--- BEGIN ---

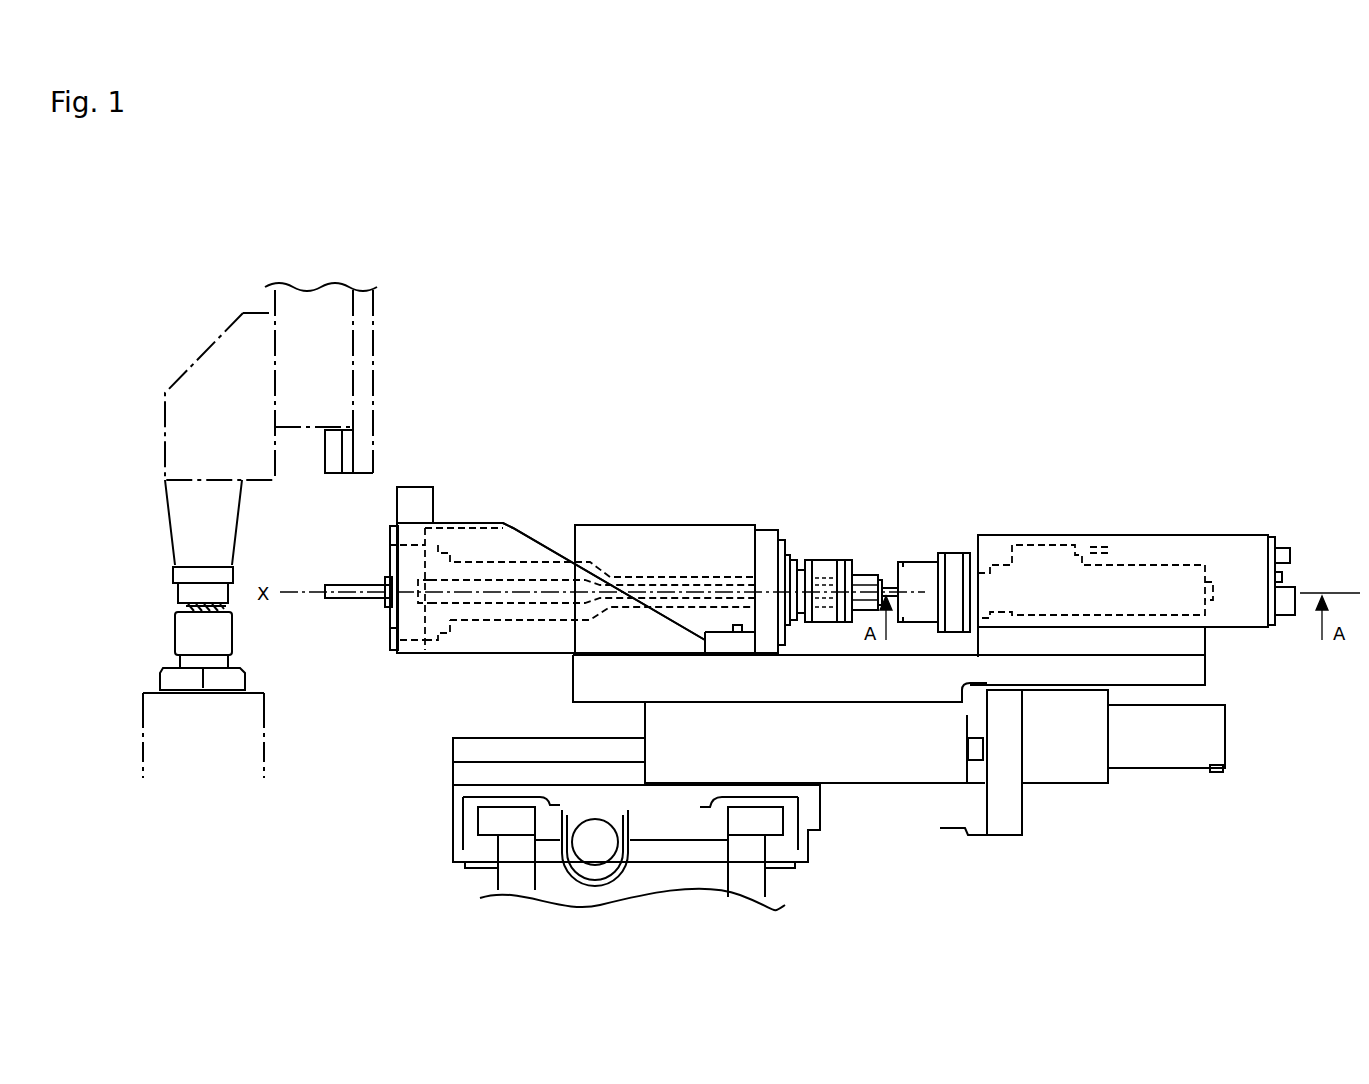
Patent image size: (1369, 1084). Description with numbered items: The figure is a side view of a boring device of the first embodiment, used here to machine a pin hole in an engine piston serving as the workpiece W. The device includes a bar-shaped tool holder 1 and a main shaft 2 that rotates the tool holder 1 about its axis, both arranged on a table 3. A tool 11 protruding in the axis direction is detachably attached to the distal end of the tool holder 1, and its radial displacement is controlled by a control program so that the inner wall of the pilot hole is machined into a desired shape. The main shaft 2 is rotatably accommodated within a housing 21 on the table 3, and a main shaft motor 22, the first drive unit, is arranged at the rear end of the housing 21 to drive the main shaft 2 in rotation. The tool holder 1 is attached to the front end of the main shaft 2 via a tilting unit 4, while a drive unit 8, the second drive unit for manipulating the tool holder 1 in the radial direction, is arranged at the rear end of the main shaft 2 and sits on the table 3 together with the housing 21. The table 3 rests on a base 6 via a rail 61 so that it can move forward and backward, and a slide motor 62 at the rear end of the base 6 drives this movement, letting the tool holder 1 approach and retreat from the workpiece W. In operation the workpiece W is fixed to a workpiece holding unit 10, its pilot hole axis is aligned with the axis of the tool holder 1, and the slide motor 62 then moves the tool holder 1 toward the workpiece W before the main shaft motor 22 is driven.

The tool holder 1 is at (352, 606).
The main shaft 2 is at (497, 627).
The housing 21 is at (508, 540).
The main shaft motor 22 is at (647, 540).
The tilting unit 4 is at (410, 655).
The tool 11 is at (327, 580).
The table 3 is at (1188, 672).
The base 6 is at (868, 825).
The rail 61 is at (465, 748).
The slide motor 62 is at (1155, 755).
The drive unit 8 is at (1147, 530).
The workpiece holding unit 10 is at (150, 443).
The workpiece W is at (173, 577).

--- END ---
--- BEGIN ---

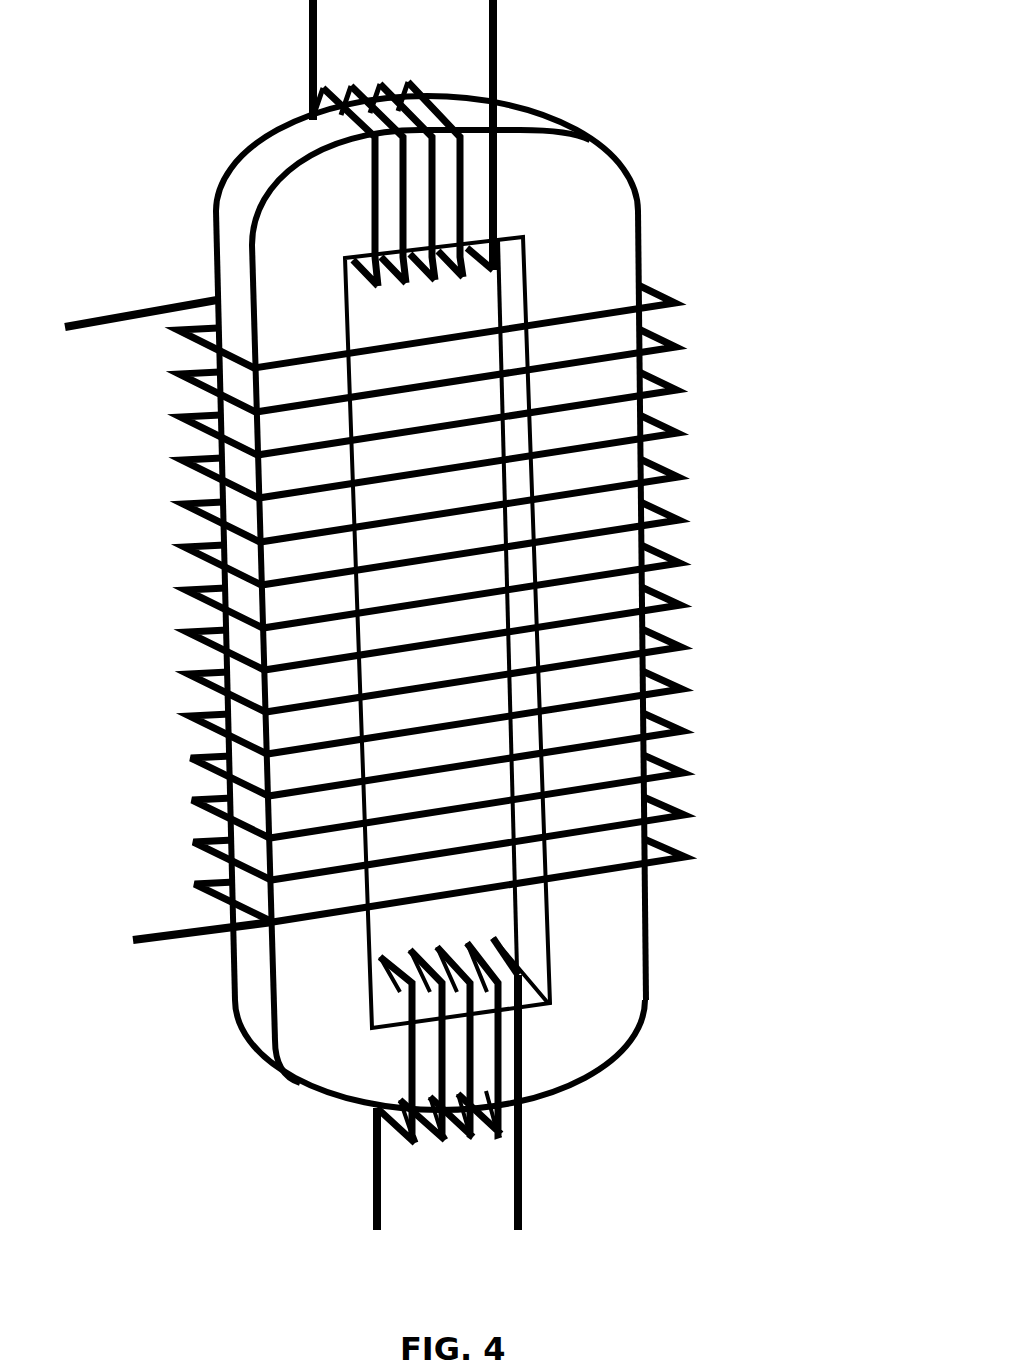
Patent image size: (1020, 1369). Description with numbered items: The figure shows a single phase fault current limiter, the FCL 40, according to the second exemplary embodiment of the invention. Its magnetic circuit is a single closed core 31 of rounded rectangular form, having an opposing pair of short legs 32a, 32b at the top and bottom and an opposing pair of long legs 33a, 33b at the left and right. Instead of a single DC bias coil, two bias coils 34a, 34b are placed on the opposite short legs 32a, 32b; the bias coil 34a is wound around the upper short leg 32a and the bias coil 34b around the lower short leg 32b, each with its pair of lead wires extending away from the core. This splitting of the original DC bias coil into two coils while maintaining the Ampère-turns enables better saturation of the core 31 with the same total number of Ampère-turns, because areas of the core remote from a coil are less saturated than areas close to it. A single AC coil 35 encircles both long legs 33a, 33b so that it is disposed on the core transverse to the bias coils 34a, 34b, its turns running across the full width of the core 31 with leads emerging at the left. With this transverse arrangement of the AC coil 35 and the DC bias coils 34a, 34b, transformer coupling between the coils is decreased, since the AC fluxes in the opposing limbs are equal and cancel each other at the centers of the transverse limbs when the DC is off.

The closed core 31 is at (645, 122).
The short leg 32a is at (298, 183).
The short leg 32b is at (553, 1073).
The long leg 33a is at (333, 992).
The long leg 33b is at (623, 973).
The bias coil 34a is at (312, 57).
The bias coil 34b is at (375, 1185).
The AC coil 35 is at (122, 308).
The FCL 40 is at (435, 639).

--- END ---
--- BEGIN ---

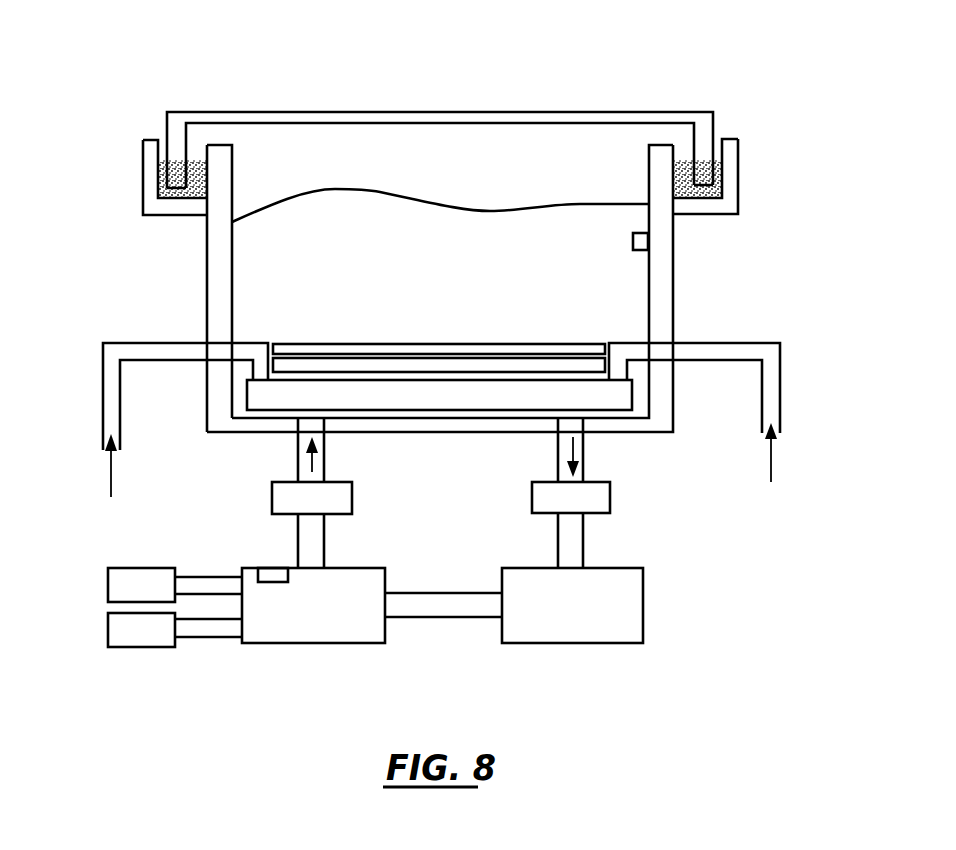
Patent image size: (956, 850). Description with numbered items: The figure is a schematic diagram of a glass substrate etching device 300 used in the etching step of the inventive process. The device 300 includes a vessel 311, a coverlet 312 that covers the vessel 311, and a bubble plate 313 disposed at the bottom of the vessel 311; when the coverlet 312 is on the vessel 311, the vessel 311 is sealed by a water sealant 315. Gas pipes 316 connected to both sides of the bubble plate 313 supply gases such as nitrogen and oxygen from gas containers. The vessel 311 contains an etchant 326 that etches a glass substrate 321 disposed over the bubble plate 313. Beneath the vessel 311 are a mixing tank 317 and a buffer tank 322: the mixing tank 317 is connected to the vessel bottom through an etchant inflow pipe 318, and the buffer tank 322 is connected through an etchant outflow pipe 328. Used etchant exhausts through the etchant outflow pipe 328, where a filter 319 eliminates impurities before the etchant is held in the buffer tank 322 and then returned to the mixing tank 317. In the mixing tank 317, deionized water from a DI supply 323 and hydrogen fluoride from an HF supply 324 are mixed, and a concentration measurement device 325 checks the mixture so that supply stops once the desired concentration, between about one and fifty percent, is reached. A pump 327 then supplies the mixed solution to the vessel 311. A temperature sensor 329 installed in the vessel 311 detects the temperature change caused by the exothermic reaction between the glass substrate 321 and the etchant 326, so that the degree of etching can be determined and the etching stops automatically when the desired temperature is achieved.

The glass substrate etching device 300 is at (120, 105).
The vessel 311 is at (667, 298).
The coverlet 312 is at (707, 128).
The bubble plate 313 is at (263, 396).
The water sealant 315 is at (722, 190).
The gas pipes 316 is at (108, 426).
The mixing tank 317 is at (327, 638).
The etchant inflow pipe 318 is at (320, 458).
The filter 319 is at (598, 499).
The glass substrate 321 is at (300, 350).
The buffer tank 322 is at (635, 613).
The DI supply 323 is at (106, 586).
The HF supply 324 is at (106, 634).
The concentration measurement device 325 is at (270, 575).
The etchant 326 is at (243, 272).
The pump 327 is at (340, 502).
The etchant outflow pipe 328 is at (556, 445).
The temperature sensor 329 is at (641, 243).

--- END ---

## PROMPT
Which of the lines above contain the word "slide", with case counting? Collect each of those lines and copy it out.

## ANSWER FOR THIS EXERCISE
Patent image size: (1369, 1084). Description with numbered items: The figure is a side view of a boring device of the first embodiment, used here to machine a pin hole in an engine piston serving as the workpiece W. The device includes a bar-shaped tool holder 1 and a main shaft 2 that rotates the tool holder 1 about its axis, both arranged on a table 3. A tool 11 protruding in the axis direction is detachably attached to the distal end of the tool holder 1, and its radial displacement is controlled by a control program so that the inner wall of the pilot hole is machined into a desired shape. The main shaft 2 is rotatably accommodated within a housing 21 on the table 3, and a main shaft motor 22, the first drive unit, is arranged at the rear end of the housing 21 to drive the main shaft 2 in rotation. The tool holder 1 is attached to the front end of the main shaft 2 via a tilting unit 4, while a drive unit 8, the second drive unit for manipulating the tool holder 1 in the radial direction, is arranged at the rear end of the main shaft 2 and sits on the table 3 together with the housing 21. The table 3 rests on a base 6 via a rail 61 so that it can move forward and backward, and a slide motor 62 at the rear end of the base 6 drives this movement, letting the tool holder 1 approach and retreat from the workpiece W. In operation the workpiece W is fixed to a workpiece holding unit 10, its pilot hole axis is aligned with the axis of the tool holder 1, and the slide motor 62 then moves the tool holder 1 toward the workpiece W before the main shaft motor 22 is driven.
The slide motor 62 is at (1155, 755).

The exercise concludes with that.